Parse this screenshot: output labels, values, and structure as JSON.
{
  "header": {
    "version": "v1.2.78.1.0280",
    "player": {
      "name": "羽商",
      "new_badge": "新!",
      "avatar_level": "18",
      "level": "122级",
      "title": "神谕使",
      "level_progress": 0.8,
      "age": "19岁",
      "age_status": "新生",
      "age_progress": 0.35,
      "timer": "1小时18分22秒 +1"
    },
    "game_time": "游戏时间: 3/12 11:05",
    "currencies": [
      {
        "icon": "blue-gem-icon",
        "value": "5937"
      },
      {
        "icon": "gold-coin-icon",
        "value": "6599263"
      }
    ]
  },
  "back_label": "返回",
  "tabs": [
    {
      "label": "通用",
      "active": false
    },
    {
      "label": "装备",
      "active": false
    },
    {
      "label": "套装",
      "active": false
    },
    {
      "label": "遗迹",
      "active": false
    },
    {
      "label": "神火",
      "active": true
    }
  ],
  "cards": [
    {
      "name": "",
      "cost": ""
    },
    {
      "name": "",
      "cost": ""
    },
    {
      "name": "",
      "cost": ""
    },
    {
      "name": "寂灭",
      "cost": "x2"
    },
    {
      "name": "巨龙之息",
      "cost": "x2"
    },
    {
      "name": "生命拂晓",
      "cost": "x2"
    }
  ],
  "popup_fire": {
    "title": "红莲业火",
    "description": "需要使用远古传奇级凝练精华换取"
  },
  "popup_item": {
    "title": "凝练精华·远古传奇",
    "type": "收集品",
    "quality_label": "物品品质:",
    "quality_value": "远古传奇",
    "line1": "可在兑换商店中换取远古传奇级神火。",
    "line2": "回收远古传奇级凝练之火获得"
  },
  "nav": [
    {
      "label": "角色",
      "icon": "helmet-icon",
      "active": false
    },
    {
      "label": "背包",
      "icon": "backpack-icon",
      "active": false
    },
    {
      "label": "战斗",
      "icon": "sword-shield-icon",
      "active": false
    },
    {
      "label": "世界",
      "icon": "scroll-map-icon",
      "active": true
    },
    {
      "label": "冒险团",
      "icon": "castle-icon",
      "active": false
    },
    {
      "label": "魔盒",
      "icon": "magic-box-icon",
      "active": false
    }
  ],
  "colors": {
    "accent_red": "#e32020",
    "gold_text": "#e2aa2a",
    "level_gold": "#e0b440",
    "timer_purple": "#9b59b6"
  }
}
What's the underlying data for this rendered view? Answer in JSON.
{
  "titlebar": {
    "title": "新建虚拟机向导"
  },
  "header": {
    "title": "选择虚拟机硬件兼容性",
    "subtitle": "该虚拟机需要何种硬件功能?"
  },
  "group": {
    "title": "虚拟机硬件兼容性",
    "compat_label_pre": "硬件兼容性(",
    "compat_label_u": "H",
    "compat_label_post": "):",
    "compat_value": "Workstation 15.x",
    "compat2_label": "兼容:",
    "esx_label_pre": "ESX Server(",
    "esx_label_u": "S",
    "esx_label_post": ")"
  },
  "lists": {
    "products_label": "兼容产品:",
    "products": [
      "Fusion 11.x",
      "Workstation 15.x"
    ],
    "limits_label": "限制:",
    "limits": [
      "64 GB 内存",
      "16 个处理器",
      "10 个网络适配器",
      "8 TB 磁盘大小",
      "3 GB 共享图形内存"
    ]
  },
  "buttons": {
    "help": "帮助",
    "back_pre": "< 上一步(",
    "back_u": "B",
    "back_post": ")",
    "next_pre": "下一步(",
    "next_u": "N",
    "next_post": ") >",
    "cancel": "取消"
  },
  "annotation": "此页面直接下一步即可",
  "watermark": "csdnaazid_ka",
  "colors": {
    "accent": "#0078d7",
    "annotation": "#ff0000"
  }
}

# # # #

Copy every line of the listing that contains the word "JSON".

**Output of the exercise**
Parse this screenshot: output labels, values, and structure as JSON.
What's the underlying data for this rendered view? Answer in JSON.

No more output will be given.